What needs to be done:
In your copy, leave out the pictures and repeat the entries below exactly.

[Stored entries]
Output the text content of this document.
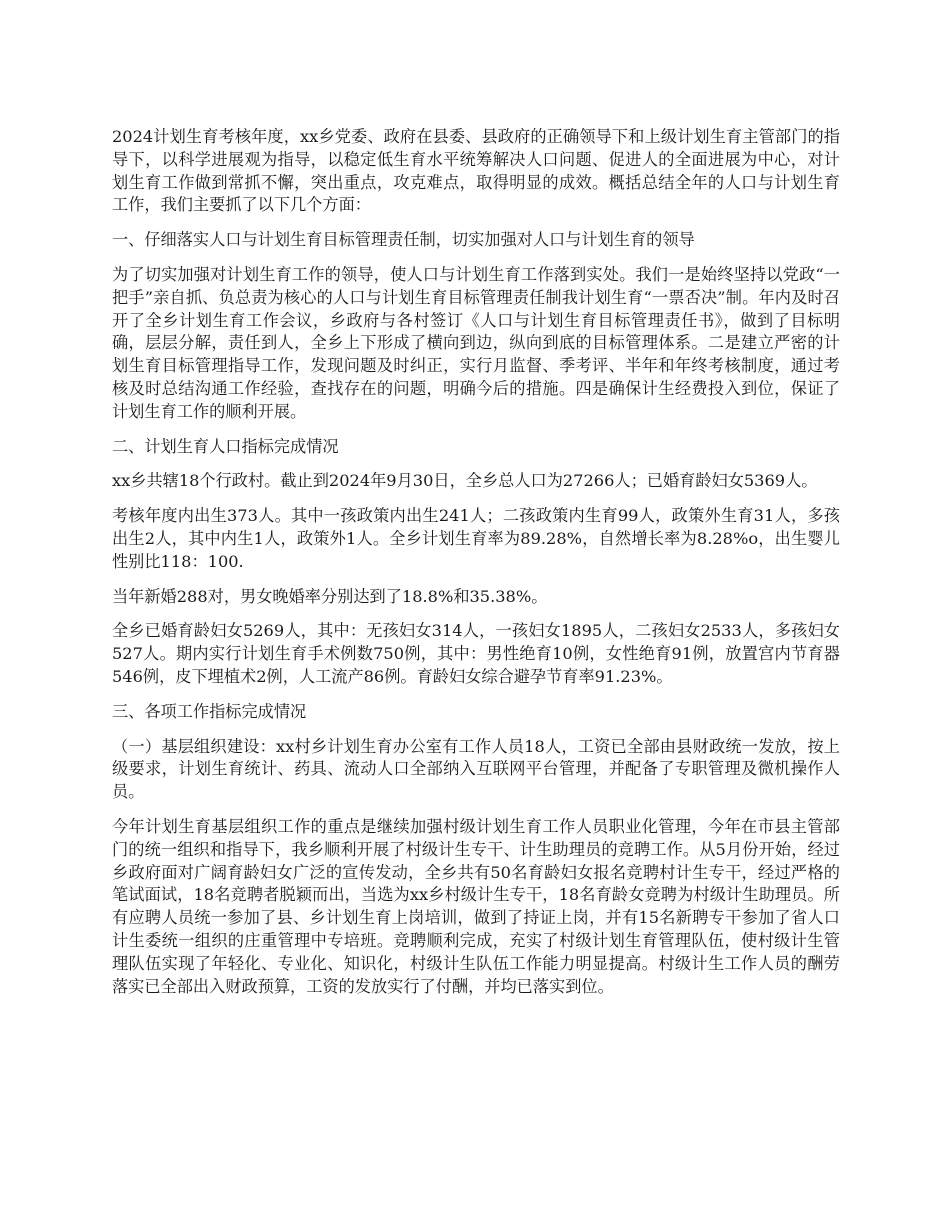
2024计划生育考核年度，xx乡党委、政府在县委、县政府的正确领导下和上级计划生育主管部门的指导下，以科学进展观为指导，以稳定低生育水平统筹解决人口问题、促进人的全面进展为中心，对计划生育工作做到常抓不懈，突出重点，攻克难点，取得明显的成效。概括总结全年的人口与计划生育工作，我们主要抓了以下几个方面：

一、仔细落实人口与计划生育目标管理责任制，切实加强对人口与计划生育的领导

为了切实加强对计划生育工作的领导，使人口与计划生育工作落到实处。我们一是始终坚持以党政“一把手”亲自抓、负总责为核心的人口与计划生育目标管理责任制我计划生育“一票否决”制。年内及时召开了全乡计划生育工作会议，乡政府与各村签订《人口与计划生育目标管理责任书》，做到了目标明确，层层分解，责任到人，全乡上下形成了横向到边，纵向到底的目标管理体系。二是建立严密的计划生育目标管理指导工作，发现问题及时纠正，实行月监督、季考评、半年和年终考核制度，通过考核及时总结沟通工作经验，查找存在的问题，明确今后的措施。四是确保计生经费投入到位，保证了计划生育工作的顺利开展。

二、计划生育人口指标完成情况

xx乡共辖18个行政村。截止到2024年9月30日，全乡总人口为27266人；已婚育龄妇女5369人。

考核年度内出生373人。其中一孩政策内出生241人；二孩政策内生育99人，政策外生育31人，多孩出生2人，其中内生1人，政策外1人。全乡计划生育率为89.28%，自然增长率为8.28%o，出生婴儿性别比118：100.

当年新婚288对，男女晚婚率分别达到了18.8%和35.38%。

全乡已婚育龄妇女5269人，其中：无孩妇女314人，一孩妇女1895人，二孩妇女2533人，多孩妇女527人。期内实行计划生育手术例数750例，其中：男性绝育10例，女性绝育91例，放置宫内节育器546例，皮下埋植术2例，人工流产86例。育龄妇女综合避孕节育率91.23%。

三、各项工作指标完成情况

（一）基层组织建设：xx村乡计划生育办公室有工作人员18人，工资已全部由县财政统一发放，按上级要求，计划生育统计、药具、流动人口全部纳入互联网平台管理，并配备了专职管理及微机操作人员。

今年计划生育基层组织工作的重点是继续加强村级计划生育工作人员职业化管理，今年在市县主管部门的统一组织和指导下，我乡顺利开展了村级计生专干、计生助理员的竞聘工作。从5月份开始，经过乡政府面对广阔育龄妇女广泛的宣传发动，全乡共有50名育龄妇女报名竞聘村计生专干，经过严格的笔试面试，18名竞聘者脱颖而出，当选为xx乡村级计生专干，18名育龄女竞聘为村级计生助理员。所有应聘人员统一参加了县、乡计划生育上岗培训，做到了持证上岗，并有15名新聘专干参加了省人口计生委统一组织的庄重管理中专培班。竞聘顺利完成，充实了村级计划生育管理队伍，使村级计生管理队伍实现了年轻化、专业化、知识化，村级计生队伍工作能力明显提高。村级计生工作人员的酬劳落实已全部出入财政预算，工资的发放实行了付酬，并均已落实到位。
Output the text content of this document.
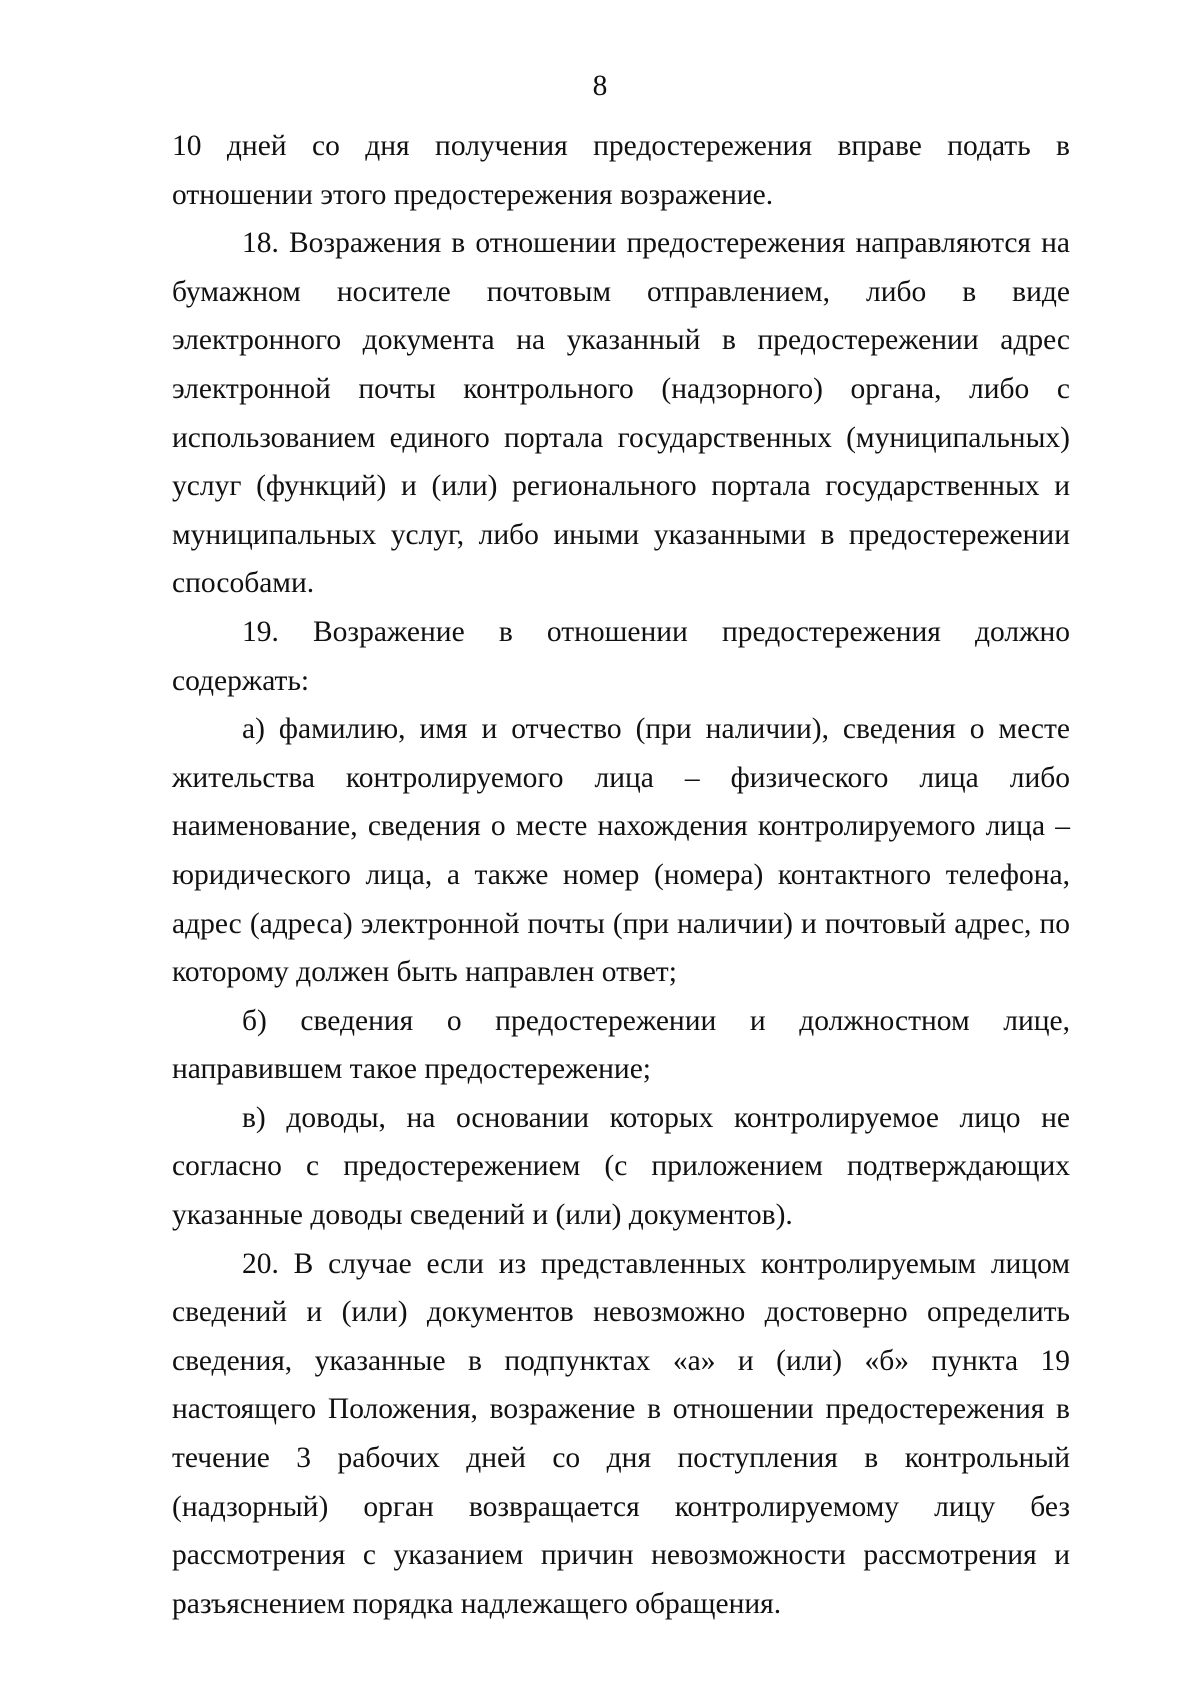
8

10 дней со дня получения предостережения вправе подать в отношении этого предостережения возражение.

18. Возражения в отношении предостережения направляются на бумажном носителе почтовым отправлением, либо в виде электронного документа на указанный в предостережении адрес электронной почты контрольного (надзорного) органа, либо с использованием единого портала государственных (муниципальных) услуг (функций) и (или) регионального портала государственных и муниципальных услуг, либо иными указанными в предостережении способами.

19. Возражение в отношении предостережения должно содержать:

а) фамилию, имя и отчество (при наличии), сведения о месте жительства контролируемого лица – физического лица либо наименование, сведения о месте нахождения контролируемого лица – юридического лица, а также номер (номера) контактного телефона, адрес (адреса) электронной почты (при наличии) и почтовый адрес, по которому должен быть направлен ответ;

б) сведения о предостережении и должностном лице, направившем такое предостережение;

в) доводы, на основании которых контролируемое лицо не согласно с предостережением (с приложением подтверждающих указанные доводы сведений и (или) документов).

20. В случае если из представленных контролируемым лицом сведений и (или) документов невозможно достоверно определить сведения, указанные в подпунктах «а» и (или) «б» пункта 19 настоящего Положения, возражение в отношении предостережения в течение 3 рабочих дней со дня поступления в контрольный (надзорный) орган возвращается контролируемому лицу без рассмотрения с указанием причин невозможности рассмотрения и разъяснением порядка надлежащего обращения.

Answer to this exercise:
Output the text content of this document.
2024计划生育考核年度，xx乡党委、政府在县委、县政府的正确领导下和上级计划生育主管部门的指导下，以科学进展观为指导，以稳定低生育水平统筹解决人口问题、促进人的全面进展为中心，对计划生育工作做到常抓不懈，突出重点，攻克难点，取得明显的成效。概括总结全年的人口与计划生育工作，我们主要抓了以下几个方面：

一、仔细落实人口与计划生育目标管理责任制，切实加强对人口与计划生育的领导

为了切实加强对计划生育工作的领导，使人口与计划生育工作落到实处。我们一是始终坚持以党政“一把手”亲自抓、负总责为核心的人口与计划生育目标管理责任制我计划生育“一票否决”制。年内及时召开了全乡计划生育工作会议，乡政府与各村签订《人口与计划生育目标管理责任书》，做到了目标明确，层层分解，责任到人，全乡上下形成了横向到边，纵向到底的目标管理体系。二是建立严密的计划生育目标管理指导工作，发现问题及时纠正，实行月监督、季考评、半年和年终考核制度，通过考核及时总结沟通工作经验，查找存在的问题，明确今后的措施。四是确保计生经费投入到位，保证了计划生育工作的顺利开展。

二、计划生育人口指标完成情况

xx乡共辖18个行政村。截止到2024年9月30日，全乡总人口为27266人；已婚育龄妇女5369人。

考核年度内出生373人。其中一孩政策内出生241人；二孩政策内生育99人，政策外生育31人，多孩出生2人，其中内生1人，政策外1人。全乡计划生育率为89.28%，自然增长率为8.28%o，出生婴儿性别比118：100.

当年新婚288对，男女晚婚率分别达到了18.8%和35.38%。

全乡已婚育龄妇女5269人，其中：无孩妇女314人，一孩妇女1895人，二孩妇女2533人，多孩妇女527人。期内实行计划生育手术例数750例，其中：男性绝育10例，女性绝育91例，放置宫内节育器546例，皮下埋植术2例，人工流产86例。育龄妇女综合避孕节育率91.23%。

三、各项工作指标完成情况

（一）基层组织建设：xx村乡计划生育办公室有工作人员18人，工资已全部由县财政统一发放，按上级要求，计划生育统计、药具、流动人口全部纳入互联网平台管理，并配备了专职管理及微机操作人员。

今年计划生育基层组织工作的重点是继续加强村级计划生育工作人员职业化管理，今年在市县主管部门的统一组织和指导下，我乡顺利开展了村级计生专干、计生助理员的竞聘工作。从5月份开始，经过乡政府面对广阔育龄妇女广泛的宣传发动，全乡共有50名育龄妇女报名竞聘村计生专干，经过严格的笔试面试，18名竞聘者脱颖而出，当选为xx乡村级计生专干，18名育龄女竞聘为村级计生助理员。所有应聘人员统一参加了县、乡计划生育上岗培训，做到了持证上岗，并有15名新聘专干参加了省人口计生委统一组织的庄重管理中专培班。竞聘顺利完成，充实了村级计划生育管理队伍，使村级计生管理队伍实现了年轻化、专业化、知识化，村级计生队伍工作能力明显提高。村级计生工作人员的酬劳落实已全部出入财政预算，工资的发放实行了付酬，并均已落实到位。
Output the text content of this document.
8

10 дней со дня получения предостережения вправе подать в отношении этого предостережения возражение.

18. Возражения в отношении предостережения направляются на бумажном носителе почтовым отправлением, либо в виде электронного документа на указанный в предостережении адрес электронной почты контрольного (надзорного) органа, либо с использованием единого портала государственных (муниципальных) услуг (функций) и (или) регионального портала государственных и муниципальных услуг, либо иными указанными в предостережении способами.

19. Возражение в отношении предостережения должно содержать:

а) фамилию, имя и отчество (при наличии), сведения о месте жительства контролируемого лица – физического лица либо наименование, сведения о месте нахождения контролируемого лица – юридического лица, а также номер (номера) контактного телефона, адрес (адреса) электронной почты (при наличии) и почтовый адрес, по которому должен быть направлен ответ;

б) сведения о предостережении и должностном лице, направившем такое предостережение;

в) доводы, на основании которых контролируемое лицо не согласно с предостережением (с приложением подтверждающих указанные доводы сведений и (или) документов).

20. В случае если из представленных контролируемым лицом сведений и (или) документов невозможно достоверно определить сведения, указанные в подпунктах «а» и (или) «б» пункта 19 настоящего Положения, возражение в отношении предостережения в течение 3 рабочих дней со дня поступления в контрольный (надзорный) орган возвращается контролируемому лицу без рассмотрения с указанием причин невозможности рассмотрения и разъяснением порядка надлежащего обращения.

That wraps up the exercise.